*Problem requirements:* Pictures should be excluded; otherwise, copy every entry exactly.

*Dataset rows:*
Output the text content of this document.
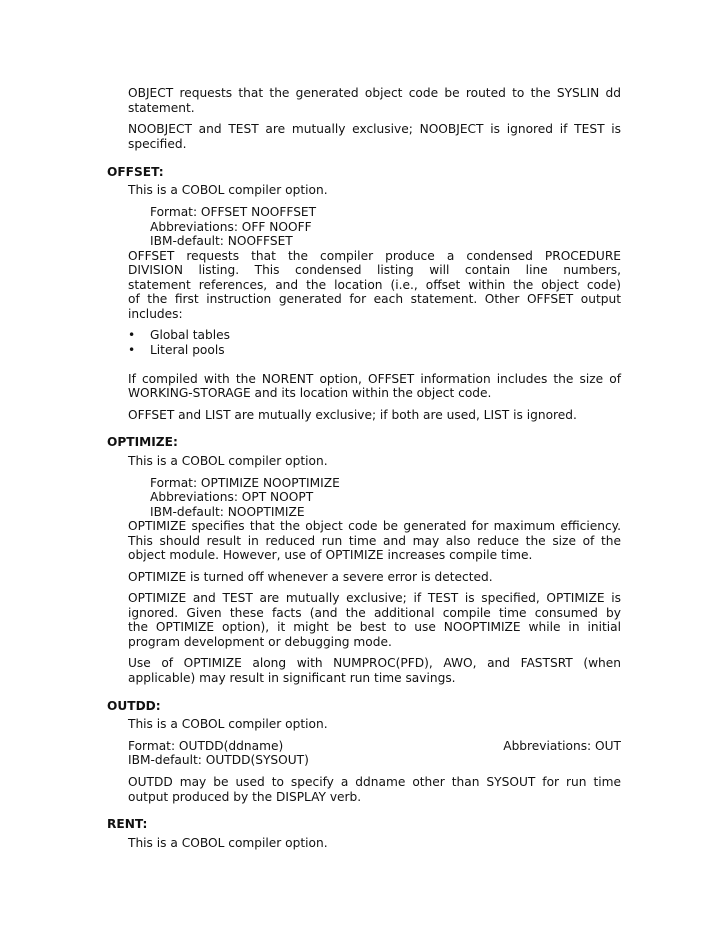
OBJECT requests that the generated object code be routed to the SYSLIN dd
statement.
NOOBJECT and TEST are mutually exclusive; NOOBJECT is ignored if TEST is
specified.
OFFSET:
This is a COBOL compiler option.
Format: OFFSET NOOFFSET
Abbreviations: OFF NOOFF
IBM-default: NOOFFSET
OFFSET requests that the compiler produce a condensed PROCEDURE
DIVISION listing. This condensed listing will contain line numbers,
statement references, and the location (i.e., offset within the object code)
of the first instruction generated for each statement. Other OFFSET output
includes:
• Global tables
• Literal pools
If compiled with the NORENT option, OFFSET information includes the size of
WORKING-STORAGE and its location within the object code.
OFFSET and LIST are mutually exclusive; if both are used, LIST is ignored.
OPTIMIZE:
This is a COBOL compiler option.
Format: OPTIMIZE NOOPTIMIZE
Abbreviations: OPT NOOPT
IBM-default: NOOPTIMIZE
OPTIMIZE specifies that the object code be generated for maximum efficiency.
This should result in reduced run time and may also reduce the size of the
object module. However, use of OPTIMIZE increases compile time.
OPTIMIZE is turned off whenever a severe error is detected.
OPTIMIZE and TEST are mutually exclusive; if TEST is specified, OPTIMIZE is
ignored. Given these facts (and the additional compile time consumed by
the OPTIMIZE option), it might be best to use NOOPTIMIZE while in initial
program development or debugging mode.
Use of OPTIMIZE along with NUMPROC(PFD), AWO, and FASTSRT (when
applicable) may result in significant run time savings.
OUTDD:
This is a COBOL compiler option.
Format: OUTDD(ddname)	Abbreviations: OUT
IBM-default: OUTDD(SYSOUT)
OUTDD may be used to specify a ddname other than SYSOUT for run time
output produced by the DISPLAY verb.
RENT:
This is a COBOL compiler option.
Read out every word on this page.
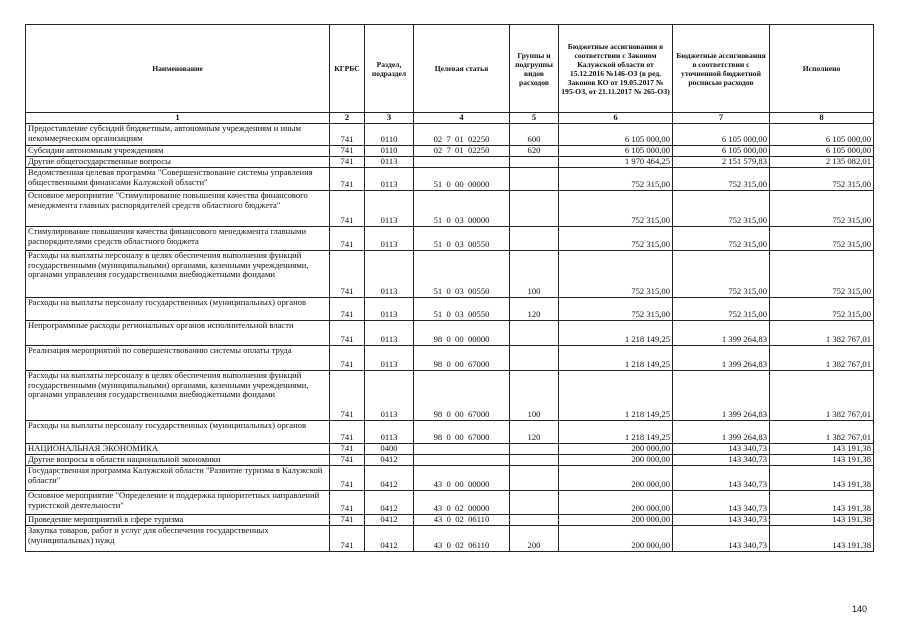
Наименование	КГРБС	Раздел, подраздел	Целевая статья	Группы и подгруппы видов расходов	Бюджетные ассигнования в соответствии с Законом Калужской области от 15.12.2016 №146-ОЗ (в ред. Законов КО от 19.05.2017 № 195-ОЗ, от 21.11.2017 № 265-ОЗ)	Бюджетные ассигнования в соответствии с уточненной бюджетной росписью расходов	Исполнено
1	2	3	4	5	6	7	8
Предоставление субсидий бюджетным, автономным учреждениям и иным некоммерческим организациям	741	0110	02  7  01  02250	600	6 105 000,00	6 105 000,00	6 105 000,00
Субсидии автономным учреждениям	741	0110	02  7  01  02250	620	6 105 000,00	6 105 000,00	6 105 000,00
Другие общегосударственные вопросы	741	0113			1 970 464,25	2 151 579,83	2 135 082,01
Ведомственная целевая программа "Совершенствование системы управления общественными финансами Калужской области"	741	0113	51  0  00  00000		752 315,00	752 315,00	752 315,00
Основное мероприятие "Стимулирование повышения качества финансового менеджмента главных распорядителей средств областного бюджета"	741	0113	51  0  03  00000		752 315,00	752 315,00	752 315,00
Стимулирование повышения качества финансового менеджмента главными распорядителями средств областного бюджета	741	0113	51  0  03  00550		752 315,00	752 315,00	752 315,00
Расходы на выплаты персоналу в целях обеспечения выполнения функций государственными (муниципальными) органами, казенными учреждениями, органами управления государственными внебюджетными фондами	741	0113	51  0  03  00550	100	752 315,00	752 315,00	752 315,00
Расходы на выплаты персоналу государственных (муниципальных) органов	741	0113	51  0  03  00550	120	752 315,00	752 315,00	752 315,00
Непрограммные расходы региональных органов исполнительной власти	741	0113	98  0  00  00000		1 218 149,25	1 399 264,83	1 382 767,01
Реализация мероприятий по совершенствованию системы оплаты труда	741	0113	98  0  00  67000		1 218 149,25	1 399 264,83	1 382 767,01
Расходы на выплаты персоналу в целях обеспечения выполнения функций государственными (муниципальными) органами, казенными учреждениями, органами управления государственными внебюджетными фондами	741	0113	98  0  00  67000	100	1 218 149,25	1 399 264,83	1 382 767,01
Расходы на выплаты персоналу государственных (муниципальных) органов	741	0113	98  0  00  67000	120	1 218 149,25	1 399 264,83	1 382 767,01
НАЦИОНАЛЬНАЯ ЭКОНОМИКА	741	0400			200 000,00	143 340,73	143 191,38
Другие вопросы в области национальной экономики	741	0412			200 000,00	143 340,73	143 191,38
Государственная программа Калужской области "Развитие туризма в Калужской области"	741	0412	43  0  00  00000		200 000,00	143 340,73	143 191,38
Основное мероприятие "Определение и поддержка приоритетных направлений туристской деятельности"	741	0412	43  0  02  00000		200 000,00	143 340,73	143 191,38
Проведение мероприятий в сфере туризма	741	0412	43  0  02  06110		200 000,00	143 340,73	143 191,38
Закупка товаров, работ и услуг для обеспечения государственных (муниципальных) нужд	741	0412	43  0  02  06110	200	200 000,00	143 340,73	143 191,38
140
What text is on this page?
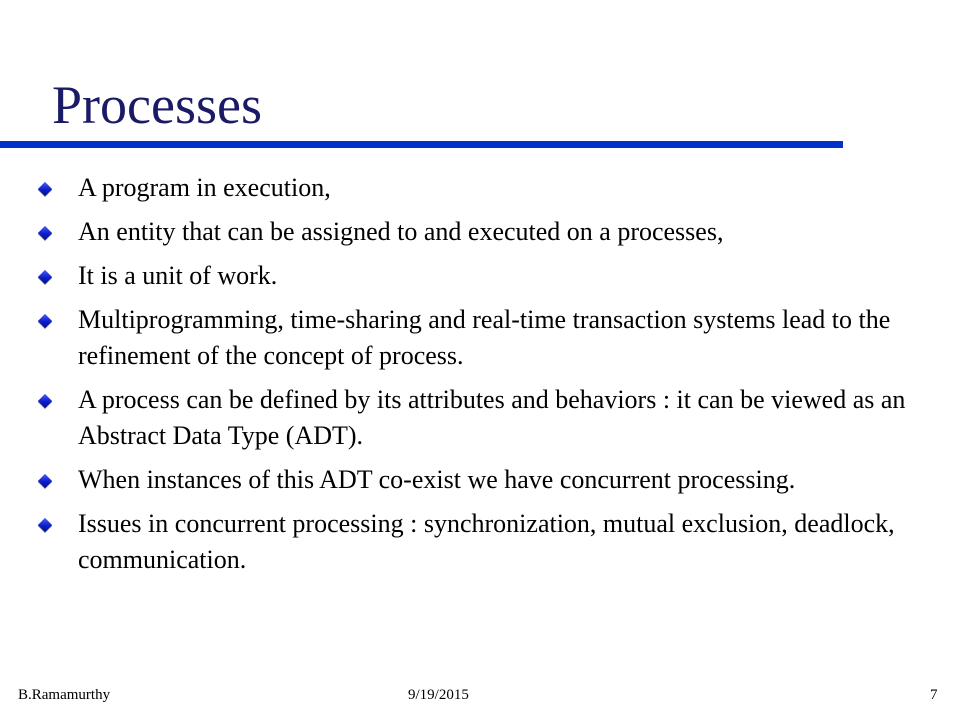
Processes
A program in execution,
An entity that can be assigned to and executed on a processes,
It is a unit of work.
Multiprogramming, time-sharing and real-time transaction systems lead to the refinement of the concept of process.
A process can be defined by its attributes and behaviors : it can be viewed as an Abstract Data Type (ADT).
When instances of this ADT co-exist we have concurrent processing.
Issues in concurrent processing : synchronization, mutual exclusion, deadlock, communication.
B.Ramamurthy	9/19/2015	7
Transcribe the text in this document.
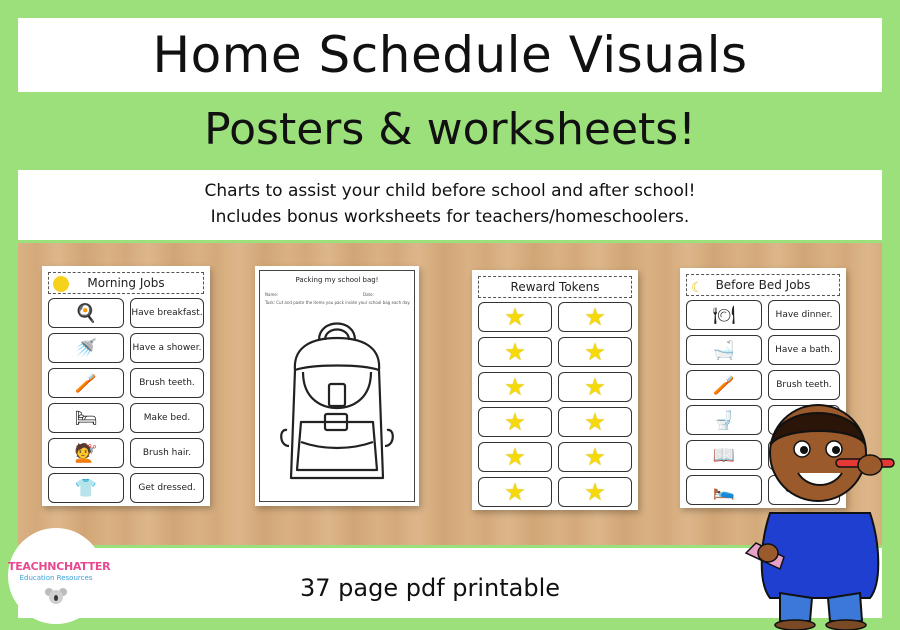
Home Schedule Visuals
Posters & worksheets!
Charts to assist your child before school and after school!
Includes bonus worksheets for teachers/homeschoolers.
Morning Jobs
🍳	Have breakfast.
🚿	Have a shower.
🪥	Brush teeth.
🛏	Make bed.
💇	Brush hair.
👕	Get dressed.
Packing my school bag!
Name:	Date:
Task: Cut and paste the items you pack inside your school bag each day.
Reward Tokens
★	★
★	★
★	★
★	★
★	★
★	★
☾ Before Bed Jobs
🍽	Have dinner.
🛁	Have a bath.
🪥	Brush teeth.
🚽
📖
🛌
37 page pdf printable
TEACHNCHATTER
Education Resources
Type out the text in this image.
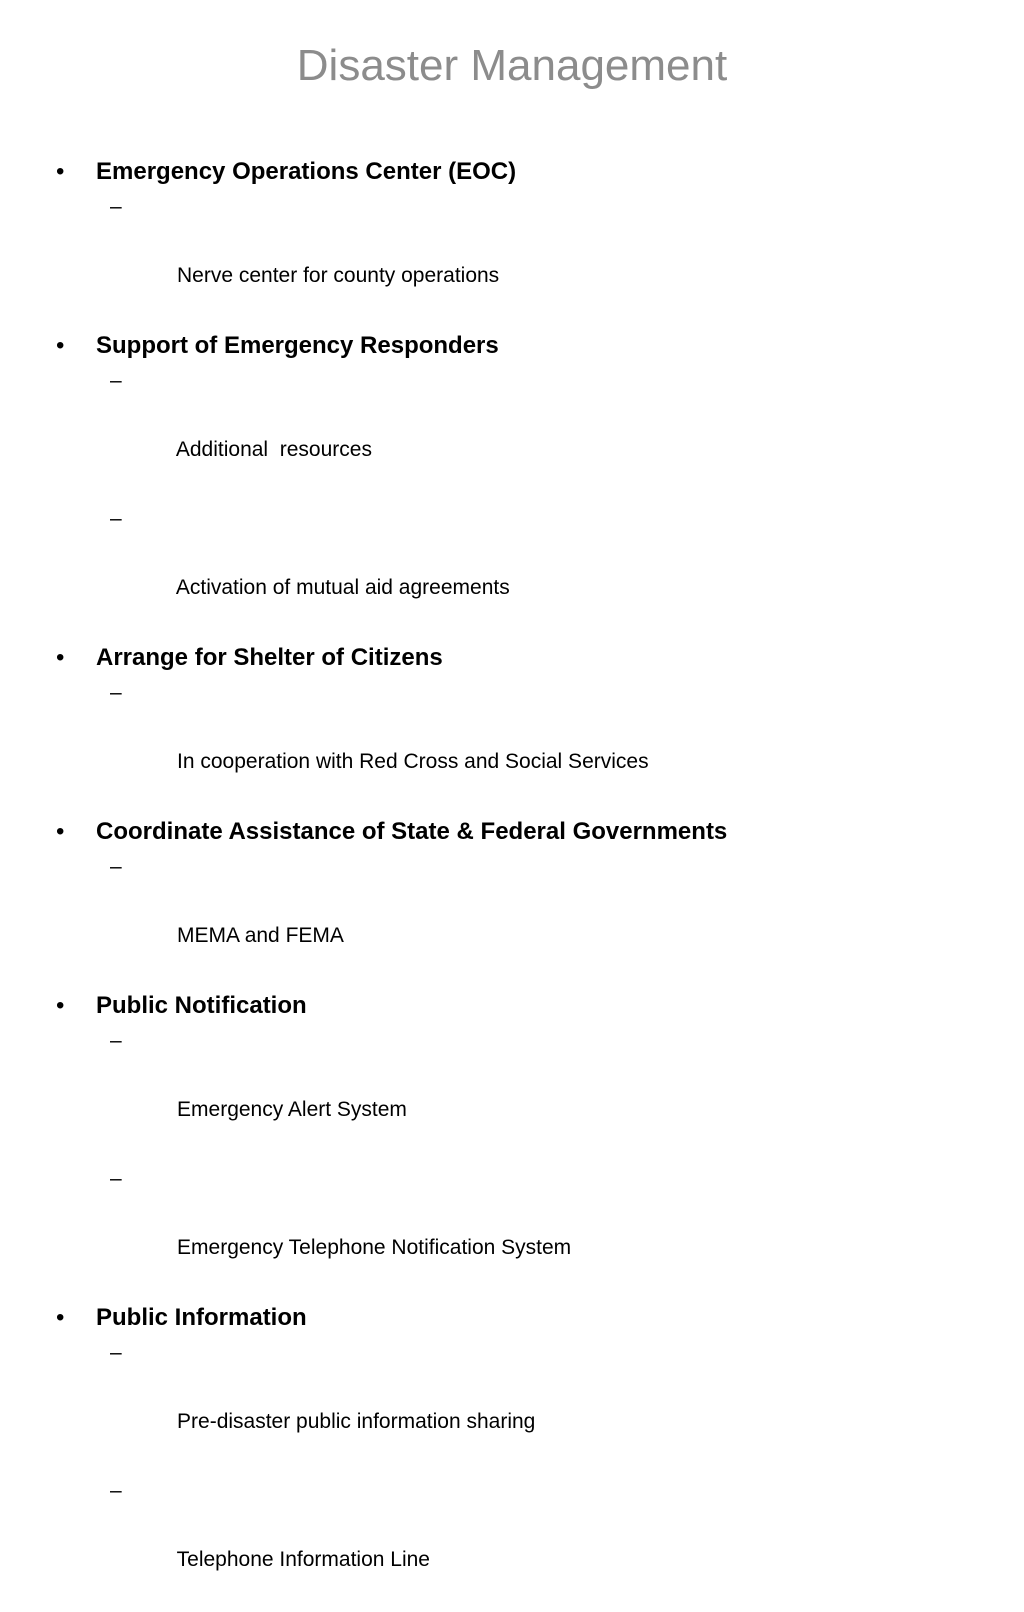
Disaster Management
•	Emergency Operations Center (EOC)

–

Nerve center for county operations

•	Support of Emergency Responders

–

Additional  resources

–

Activation of mutual aid agreements

•	Arrange for Shelter of Citizens

–

In cooperation with Red Cross and Social Services

•	Coordinate Assistance of State & Federal Governments

–

MEMA and FEMA

•	Public Notification

–

Emergency Alert System

–

Emergency Telephone Notification System

•	Public Information

–

Pre-disaster public information sharing

–

Telephone Information Line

*Task solution:*
Output the text content of this document.
OBJECT requests that the generated object code be routed to the SYSLIN dd
statement.
NOOBJECT and TEST are mutually exclusive; NOOBJECT is ignored if TEST is
specified.
OFFSET:
This is a COBOL compiler option.
Format: OFFSET NOOFFSET
Abbreviations: OFF NOOFF
IBM-default: NOOFFSET
OFFSET requests that the compiler produce a condensed PROCEDURE
DIVISION listing. This condensed listing will contain line numbers,
statement references, and the location (i.e., offset within the object code)
of the first instruction generated for each statement. Other OFFSET output
includes:
• Global tables
• Literal pools
If compiled with the NORENT option, OFFSET information includes the size of
WORKING-STORAGE and its location within the object code.
OFFSET and LIST are mutually exclusive; if both are used, LIST is ignored.
OPTIMIZE:
This is a COBOL compiler option.
Format: OPTIMIZE NOOPTIMIZE
Abbreviations: OPT NOOPT
IBM-default: NOOPTIMIZE
OPTIMIZE specifies that the object code be generated for maximum efficiency.
This should result in reduced run time and may also reduce the size of the
object module. However, use of OPTIMIZE increases compile time.
OPTIMIZE is turned off whenever a severe error is detected.
OPTIMIZE and TEST are mutually exclusive; if TEST is specified, OPTIMIZE is
ignored. Given these facts (and the additional compile time consumed by
the OPTIMIZE option), it might be best to use NOOPTIMIZE while in initial
program development or debugging mode.
Use of OPTIMIZE along with NUMPROC(PFD), AWO, and FASTSRT (when
applicable) may result in significant run time savings.
OUTDD:
This is a COBOL compiler option.
Format: OUTDD(ddname)	Abbreviations: OUT
IBM-default: OUTDD(SYSOUT)
OUTDD may be used to specify a ddname other than SYSOUT for run time
output produced by the DISPLAY verb.
RENT:
This is a COBOL compiler option.
Read out every word on this page.
Наименование	КГРБС	Раздел, подраздел	Целевая статья	Группы и подгруппы видов расходов	Бюджетные ассигнования в соответствии с Законом Калужской области от 15.12.2016 №146-ОЗ (в ред. Законов КО от 19.05.2017 № 195-ОЗ, от 21.11.2017 № 265-ОЗ)	Бюджетные ассигнования в соответствии с уточненной бюджетной росписью расходов	Исполнено
1	2	3	4	5	6	7	8
Предоставление субсидий бюджетным, автономным учреждениям и иным некоммерческим организациям	741	0110	02  7  01  02250	600	6 105 000,00	6 105 000,00	6 105 000,00
Субсидии автономным учреждениям	741	0110	02  7  01  02250	620	6 105 000,00	6 105 000,00	6 105 000,00
Другие общегосударственные вопросы	741	0113			1 970 464,25	2 151 579,83	2 135 082,01
Ведомственная целевая программа "Совершенствование системы управления общественными финансами Калужской области"	741	0113	51  0  00  00000		752 315,00	752 315,00	752 315,00
Основное мероприятие "Стимулирование повышения качества финансового менеджмента главных распорядителей средств областного бюджета"	741	0113	51  0  03  00000		752 315,00	752 315,00	752 315,00
Стимулирование повышения качества финансового менеджмента главными распорядителями средств областного бюджета	741	0113	51  0  03  00550		752 315,00	752 315,00	752 315,00
Расходы на выплаты персоналу в целях обеспечения выполнения функций государственными (муниципальными) органами, казенными учреждениями, органами управления государственными внебюджетными фондами	741	0113	51  0  03  00550	100	752 315,00	752 315,00	752 315,00
Расходы на выплаты персоналу государственных (муниципальных) органов	741	0113	51  0  03  00550	120	752 315,00	752 315,00	752 315,00
Непрограммные расходы региональных органов исполнительной власти	741	0113	98  0  00  00000		1 218 149,25	1 399 264,83	1 382 767,01
Реализация мероприятий по совершенствованию системы оплаты труда	741	0113	98  0  00  67000		1 218 149,25	1 399 264,83	1 382 767,01
Расходы на выплаты персоналу в целях обеспечения выполнения функций государственными (муниципальными) органами, казенными учреждениями, органами управления государственными внебюджетными фондами	741	0113	98  0  00  67000	100	1 218 149,25	1 399 264,83	1 382 767,01
Расходы на выплаты персоналу государственных (муниципальных) органов	741	0113	98  0  00  67000	120	1 218 149,25	1 399 264,83	1 382 767,01
НАЦИОНАЛЬНАЯ ЭКОНОМИКА	741	0400			200 000,00	143 340,73	143 191,38
Другие вопросы в области национальной экономики	741	0412			200 000,00	143 340,73	143 191,38
Государственная программа Калужской области "Развитие туризма в Калужской области"	741	0412	43  0  00  00000		200 000,00	143 340,73	143 191,38
Основное мероприятие "Определение и поддержка приоритетных направлений туристской деятельности"	741	0412	43  0  02  00000		200 000,00	143 340,73	143 191,38
Проведение мероприятий в сфере туризма	741	0412	43  0  02  06110		200 000,00	143 340,73	143 191,38
Закупка товаров, работ и услуг для обеспечения государственных (муниципальных) нужд	741	0412	43  0  02  06110	200	200 000,00	143 340,73	143 191,38
140
What text is on this page?
Processes
A program in execution,
An entity that can be assigned to and executed on a processes,
It is a unit of work.
Multiprogramming, time-sharing and real-time transaction systems lead to the refinement of the concept of process.
A process can be defined by its attributes and behaviors : it can be viewed as an Abstract Data Type (ADT).
When instances of this ADT co-exist we have concurrent processing.
Issues in concurrent processing : synchronization, mutual exclusion, deadlock, communication.
B.Ramamurthy	9/19/2015	7
Transcribe the text in this document.
Home Schedule Visuals
Posters & worksheets!
Charts to assist your child before school and after school!
Includes bonus worksheets for teachers/homeschoolers.
Morning Jobs
🍳	Have breakfast.
🚿	Have a shower.
🪥	Brush teeth.
🛏	Make bed.
💇	Brush hair.
👕	Get dressed.
Packing my school bag!
Name:	Date:
Task: Cut and paste the items you pack inside your school bag each day.
Reward Tokens
★	★
★	★
★	★
★	★
★	★
★	★
☾ Before Bed Jobs
🍽	Have dinner.
🛁	Have a bath.
🪥	Brush teeth.
🚽
📖
🛌
37 page pdf printable
TEACHNCHATTER
Education Resources
Type out the text in this image.
Disaster Management
•	Emergency Operations Center (EOC)

–

Nerve center for county operations

•	Support of Emergency Responders

–

Additional  resources

–

Activation of mutual aid agreements

•	Arrange for Shelter of Citizens

–

In cooperation with Red Cross and Social Services

•	Coordinate Assistance of State & Federal Governments

–

MEMA and FEMA

•	Public Notification

–

Emergency Alert System

–

Emergency Telephone Notification System

•	Public Information

–

Pre-disaster public information sharing

–

Telephone Information Line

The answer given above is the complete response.